_What needs to be done_.
Give all the lines below again, exactly, with no pictures.

_Material shown_.
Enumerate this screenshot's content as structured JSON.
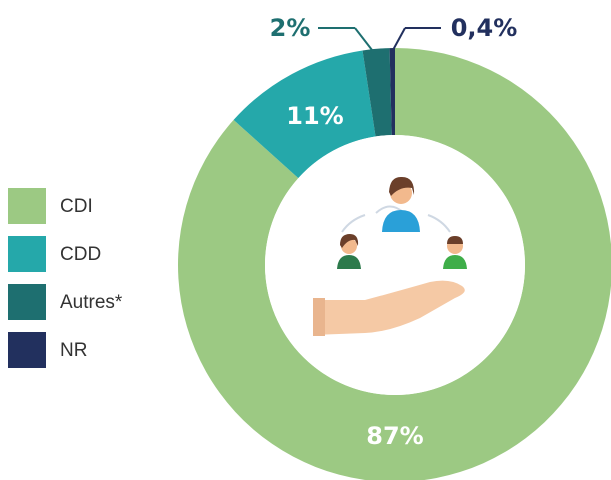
{
  "chart_data": {
    "type": "donut",
    "categories": [
      "CDI",
      "CDD",
      "Autres*",
      "NR"
    ],
    "values": [
      87,
      11,
      2,
      0.4
    ],
    "value_labels": [
      "87%",
      "11%",
      "2%",
      "0,4%"
    ],
    "colors": [
      "#9cc983",
      "#25a8aa",
      "#1e6f70",
      "#22305e"
    ]
  }
}
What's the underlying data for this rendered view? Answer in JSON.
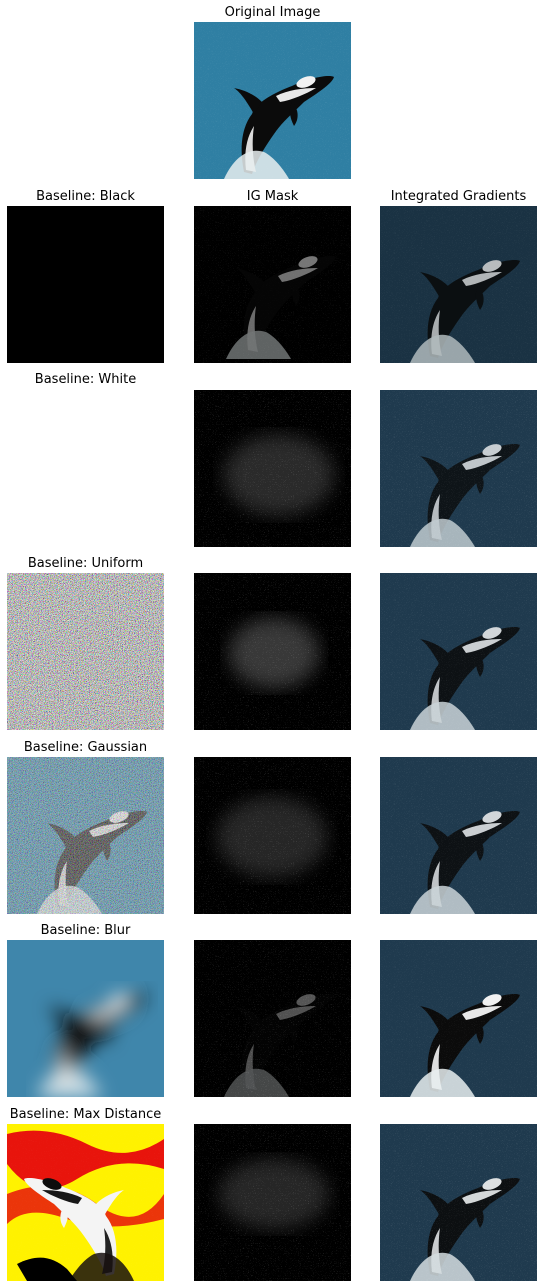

_Exercise solution_.
Enumerate this screenshot's content as structured JSON.
{
  "chart_data": {
    "type": "donut",
    "categories": [
      "CDI",
      "CDD",
      "Autres*",
      "NR"
    ],
    "values": [
      87,
      11,
      2,
      0.4
    ],
    "value_labels": [
      "87%",
      "11%",
      "2%",
      "0,4%"
    ],
    "colors": [
      "#9cc983",
      "#25a8aa",
      "#1e6f70",
      "#22305e"
    ]
  }
}
What's the underlying data for this rendered view? Answer in JSON.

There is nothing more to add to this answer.